# [What the exercise asks]
Transcribe the records below exactly as they appear.

(Data records)
———
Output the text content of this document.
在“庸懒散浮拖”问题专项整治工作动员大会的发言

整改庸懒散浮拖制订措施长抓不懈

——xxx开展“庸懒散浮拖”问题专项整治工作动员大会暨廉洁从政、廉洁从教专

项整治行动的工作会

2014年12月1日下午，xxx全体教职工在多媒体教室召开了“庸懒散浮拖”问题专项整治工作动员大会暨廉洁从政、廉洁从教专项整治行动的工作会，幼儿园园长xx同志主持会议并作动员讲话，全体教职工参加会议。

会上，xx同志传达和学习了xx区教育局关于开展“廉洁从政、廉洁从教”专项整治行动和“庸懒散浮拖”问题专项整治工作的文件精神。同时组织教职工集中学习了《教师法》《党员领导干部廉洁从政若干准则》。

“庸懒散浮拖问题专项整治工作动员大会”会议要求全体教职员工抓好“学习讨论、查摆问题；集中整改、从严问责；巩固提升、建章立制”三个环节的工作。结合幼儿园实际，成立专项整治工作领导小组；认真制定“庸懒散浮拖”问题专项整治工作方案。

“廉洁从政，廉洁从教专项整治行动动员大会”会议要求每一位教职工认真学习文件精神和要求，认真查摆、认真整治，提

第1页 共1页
———
# [Full response]
Output the text content of this document.
在“庸懒散浮拖”问题专项整治工作动员大会的发言

整改庸懒散浮拖制订措施长抓不懈

——xxx开展“庸懒散浮拖”问题专项整治工作动员大会暨廉洁从政、廉洁从教专

项整治行动的工作会

2014年12月1日下午，xxx全体教职工在多媒体教室召开了“庸懒散浮拖”问题专项整治工作动员大会暨廉洁从政、廉洁从教专项整治行动的工作会，幼儿园园长xx同志主持会议并作动员讲话，全体教职工参加会议。

会上，xx同志传达和学习了xx区教育局关于开展“廉洁从政、廉洁从教”专项整治行动和“庸懒散浮拖”问题专项整治工作的文件精神。同时组织教职工集中学习了《教师法》《党员领导干部廉洁从政若干准则》。

“庸懒散浮拖问题专项整治工作动员大会”会议要求全体教职员工抓好“学习讨论、查摆问题；集中整改、从严问责；巩固提升、建章立制”三个环节的工作。结合幼儿园实际，成立专项整治工作领导小组；认真制定“庸懒散浮拖”问题专项整治工作方案。

“廉洁从政，廉洁从教专项整治行动动员大会”会议要求每一位教职工认真学习文件精神和要求，认真查摆、认真整治，提

第1页 共1页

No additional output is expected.